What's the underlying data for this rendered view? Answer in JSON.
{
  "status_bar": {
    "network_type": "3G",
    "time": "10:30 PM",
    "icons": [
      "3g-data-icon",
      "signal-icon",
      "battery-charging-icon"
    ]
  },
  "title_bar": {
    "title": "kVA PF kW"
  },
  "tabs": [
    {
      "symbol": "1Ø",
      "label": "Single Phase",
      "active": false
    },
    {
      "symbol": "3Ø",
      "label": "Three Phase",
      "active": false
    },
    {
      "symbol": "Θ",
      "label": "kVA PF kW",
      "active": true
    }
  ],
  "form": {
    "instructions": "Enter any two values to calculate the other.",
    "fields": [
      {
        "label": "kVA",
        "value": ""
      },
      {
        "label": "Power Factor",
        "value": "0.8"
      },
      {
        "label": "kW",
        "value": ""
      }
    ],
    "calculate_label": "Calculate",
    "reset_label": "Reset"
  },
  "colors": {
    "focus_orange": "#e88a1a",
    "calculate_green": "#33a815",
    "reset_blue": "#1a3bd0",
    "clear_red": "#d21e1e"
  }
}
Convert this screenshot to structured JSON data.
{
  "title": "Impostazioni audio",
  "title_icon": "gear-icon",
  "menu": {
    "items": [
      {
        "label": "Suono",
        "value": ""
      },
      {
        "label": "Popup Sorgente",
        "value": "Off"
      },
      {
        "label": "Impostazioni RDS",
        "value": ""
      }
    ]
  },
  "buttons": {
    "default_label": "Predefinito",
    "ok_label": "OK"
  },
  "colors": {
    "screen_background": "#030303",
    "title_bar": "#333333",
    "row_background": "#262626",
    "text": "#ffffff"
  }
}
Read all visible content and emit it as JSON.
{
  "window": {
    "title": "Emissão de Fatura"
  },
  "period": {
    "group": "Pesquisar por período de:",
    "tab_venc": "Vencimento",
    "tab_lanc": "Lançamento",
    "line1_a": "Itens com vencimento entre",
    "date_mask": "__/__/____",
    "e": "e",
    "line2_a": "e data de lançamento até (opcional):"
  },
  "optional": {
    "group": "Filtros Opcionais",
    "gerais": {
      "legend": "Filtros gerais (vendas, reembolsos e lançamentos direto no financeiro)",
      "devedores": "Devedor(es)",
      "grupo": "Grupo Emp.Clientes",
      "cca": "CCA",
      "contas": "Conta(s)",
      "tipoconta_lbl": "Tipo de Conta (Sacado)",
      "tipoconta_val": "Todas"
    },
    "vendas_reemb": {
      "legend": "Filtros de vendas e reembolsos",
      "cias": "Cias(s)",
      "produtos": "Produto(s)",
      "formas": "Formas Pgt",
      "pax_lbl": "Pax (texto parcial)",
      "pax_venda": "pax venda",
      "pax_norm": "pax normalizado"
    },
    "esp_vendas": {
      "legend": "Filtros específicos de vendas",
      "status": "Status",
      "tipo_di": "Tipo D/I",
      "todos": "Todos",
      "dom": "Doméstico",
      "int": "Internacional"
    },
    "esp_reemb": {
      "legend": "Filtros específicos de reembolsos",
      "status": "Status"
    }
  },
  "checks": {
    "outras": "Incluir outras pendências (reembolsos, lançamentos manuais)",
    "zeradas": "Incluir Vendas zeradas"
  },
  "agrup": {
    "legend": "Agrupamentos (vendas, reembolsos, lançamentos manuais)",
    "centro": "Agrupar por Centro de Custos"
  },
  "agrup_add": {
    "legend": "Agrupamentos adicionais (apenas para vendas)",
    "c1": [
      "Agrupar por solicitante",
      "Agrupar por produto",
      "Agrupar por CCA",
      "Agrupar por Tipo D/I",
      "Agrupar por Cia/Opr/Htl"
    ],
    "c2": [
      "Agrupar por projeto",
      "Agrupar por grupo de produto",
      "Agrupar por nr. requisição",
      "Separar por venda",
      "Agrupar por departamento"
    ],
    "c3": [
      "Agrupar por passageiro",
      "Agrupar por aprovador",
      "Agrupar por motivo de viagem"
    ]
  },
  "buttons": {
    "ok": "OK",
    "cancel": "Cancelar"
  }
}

§ Goal: Search the listing above for the string "reembolsos". Copy every line that contains it.

§ Output:
      "legend": "Filtros gerais (vendas, reembolsos e lançamentos direto no financeiro)",
      "legend": "Filtros de vendas e reembolsos",
      "legend": "Filtros específicos de reembolsos",
    "outras": "Incluir outras pendências (reembolsos, lançamentos manuais)",
    "legend": "Agrupamentos (vendas, reembolsos, lançamentos manuais)",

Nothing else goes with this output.